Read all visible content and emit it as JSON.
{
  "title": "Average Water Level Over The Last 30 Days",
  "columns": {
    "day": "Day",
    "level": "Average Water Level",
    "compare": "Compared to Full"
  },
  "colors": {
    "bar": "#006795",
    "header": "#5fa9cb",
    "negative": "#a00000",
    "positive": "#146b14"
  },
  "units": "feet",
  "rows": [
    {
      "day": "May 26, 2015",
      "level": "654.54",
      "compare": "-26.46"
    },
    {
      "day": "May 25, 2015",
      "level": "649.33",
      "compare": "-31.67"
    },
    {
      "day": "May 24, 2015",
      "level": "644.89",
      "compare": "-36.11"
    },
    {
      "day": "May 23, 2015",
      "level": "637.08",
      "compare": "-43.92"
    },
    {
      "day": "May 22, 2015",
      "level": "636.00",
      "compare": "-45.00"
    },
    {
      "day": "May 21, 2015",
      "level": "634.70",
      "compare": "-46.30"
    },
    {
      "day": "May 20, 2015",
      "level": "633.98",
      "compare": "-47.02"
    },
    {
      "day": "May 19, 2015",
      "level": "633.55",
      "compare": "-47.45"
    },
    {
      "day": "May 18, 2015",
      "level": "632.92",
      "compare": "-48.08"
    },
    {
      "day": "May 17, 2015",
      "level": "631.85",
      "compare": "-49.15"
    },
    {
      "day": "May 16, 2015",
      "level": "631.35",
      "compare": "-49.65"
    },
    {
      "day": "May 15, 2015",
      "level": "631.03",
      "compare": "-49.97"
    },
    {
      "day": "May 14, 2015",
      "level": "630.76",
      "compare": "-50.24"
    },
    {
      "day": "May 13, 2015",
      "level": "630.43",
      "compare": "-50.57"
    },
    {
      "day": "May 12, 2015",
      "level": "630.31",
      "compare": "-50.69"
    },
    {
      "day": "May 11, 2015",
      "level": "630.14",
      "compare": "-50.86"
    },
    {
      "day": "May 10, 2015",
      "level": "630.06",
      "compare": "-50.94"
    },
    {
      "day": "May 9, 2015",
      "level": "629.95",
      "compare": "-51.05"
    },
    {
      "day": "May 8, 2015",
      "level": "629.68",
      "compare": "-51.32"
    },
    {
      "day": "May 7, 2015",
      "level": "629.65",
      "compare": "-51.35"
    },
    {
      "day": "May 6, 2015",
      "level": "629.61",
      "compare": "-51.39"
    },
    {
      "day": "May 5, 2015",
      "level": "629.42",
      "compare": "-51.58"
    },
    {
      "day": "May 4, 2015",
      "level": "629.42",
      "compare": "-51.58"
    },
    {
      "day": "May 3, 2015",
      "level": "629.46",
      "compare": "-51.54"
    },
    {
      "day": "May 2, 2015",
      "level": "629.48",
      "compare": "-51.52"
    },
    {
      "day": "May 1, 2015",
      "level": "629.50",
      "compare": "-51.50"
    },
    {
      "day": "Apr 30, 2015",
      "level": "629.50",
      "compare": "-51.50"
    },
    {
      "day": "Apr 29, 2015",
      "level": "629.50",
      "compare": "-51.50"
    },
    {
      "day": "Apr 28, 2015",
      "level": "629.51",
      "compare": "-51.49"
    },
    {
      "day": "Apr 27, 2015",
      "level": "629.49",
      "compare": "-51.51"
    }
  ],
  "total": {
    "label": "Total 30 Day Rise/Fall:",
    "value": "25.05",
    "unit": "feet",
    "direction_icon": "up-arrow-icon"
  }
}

● **Set problem**
Your task is to reproduce the whole listing exactly.

● **Reply**
Read all visible content and emit it as JSON.
{
  "title": "Average Water Level Over The Last 30 Days",
  "columns": {
    "day": "Day",
    "level": "Average Water Level",
    "compare": "Compared to Full"
  },
  "colors": {
    "bar": "#006795",
    "header": "#5fa9cb",
    "negative": "#a00000",
    "positive": "#146b14"
  },
  "units": "feet",
  "rows": [
    {
      "day": "May 26, 2015",
      "level": "654.54",
      "compare": "-26.46"
    },
    {
      "day": "May 25, 2015",
      "level": "649.33",
      "compare": "-31.67"
    },
    {
      "day": "May 24, 2015",
      "level": "644.89",
      "compare": "-36.11"
    },
    {
      "day": "May 23, 2015",
      "level": "637.08",
      "compare": "-43.92"
    },
    {
      "day": "May 22, 2015",
      "level": "636.00",
      "compare": "-45.00"
    },
    {
      "day": "May 21, 2015",
      "level": "634.70",
      "compare": "-46.30"
    },
    {
      "day": "May 20, 2015",
      "level": "633.98",
      "compare": "-47.02"
    },
    {
      "day": "May 19, 2015",
      "level": "633.55",
      "compare": "-47.45"
    },
    {
      "day": "May 18, 2015",
      "level": "632.92",
      "compare": "-48.08"
    },
    {
      "day": "May 17, 2015",
      "level": "631.85",
      "compare": "-49.15"
    },
    {
      "day": "May 16, 2015",
      "level": "631.35",
      "compare": "-49.65"
    },
    {
      "day": "May 15, 2015",
      "level": "631.03",
      "compare": "-49.97"
    },
    {
      "day": "May 14, 2015",
      "level": "630.76",
      "compare": "-50.24"
    },
    {
      "day": "May 13, 2015",
      "level": "630.43",
      "compare": "-50.57"
    },
    {
      "day": "May 12, 2015",
      "level": "630.31",
      "compare": "-50.69"
    },
    {
      "day": "May 11, 2015",
      "level": "630.14",
      "compare": "-50.86"
    },
    {
      "day": "May 10, 2015",
      "level": "630.06",
      "compare": "-50.94"
    },
    {
      "day": "May 9, 2015",
      "level": "629.95",
      "compare": "-51.05"
    },
    {
      "day": "May 8, 2015",
      "level": "629.68",
      "compare": "-51.32"
    },
    {
      "day": "May 7, 2015",
      "level": "629.65",
      "compare": "-51.35"
    },
    {
      "day": "May 6, 2015",
      "level": "629.61",
      "compare": "-51.39"
    },
    {
      "day": "May 5, 2015",
      "level": "629.42",
      "compare": "-51.58"
    },
    {
      "day": "May 4, 2015",
      "level": "629.42",
      "compare": "-51.58"
    },
    {
      "day": "May 3, 2015",
      "level": "629.46",
      "compare": "-51.54"
    },
    {
      "day": "May 2, 2015",
      "level": "629.48",
      "compare": "-51.52"
    },
    {
      "day": "May 1, 2015",
      "level": "629.50",
      "compare": "-51.50"
    },
    {
      "day": "Apr 30, 2015",
      "level": "629.50",
      "compare": "-51.50"
    },
    {
      "day": "Apr 29, 2015",
      "level": "629.50",
      "compare": "-51.50"
    },
    {
      "day": "Apr 28, 2015",
      "level": "629.51",
      "compare": "-51.49"
    },
    {
      "day": "Apr 27, 2015",
      "level": "629.49",
      "compare": "-51.51"
    }
  ],
  "total": {
    "label": "Total 30 Day Rise/Fall:",
    "value": "25.05",
    "unit": "feet",
    "direction_icon": "up-arrow-icon"
  }
}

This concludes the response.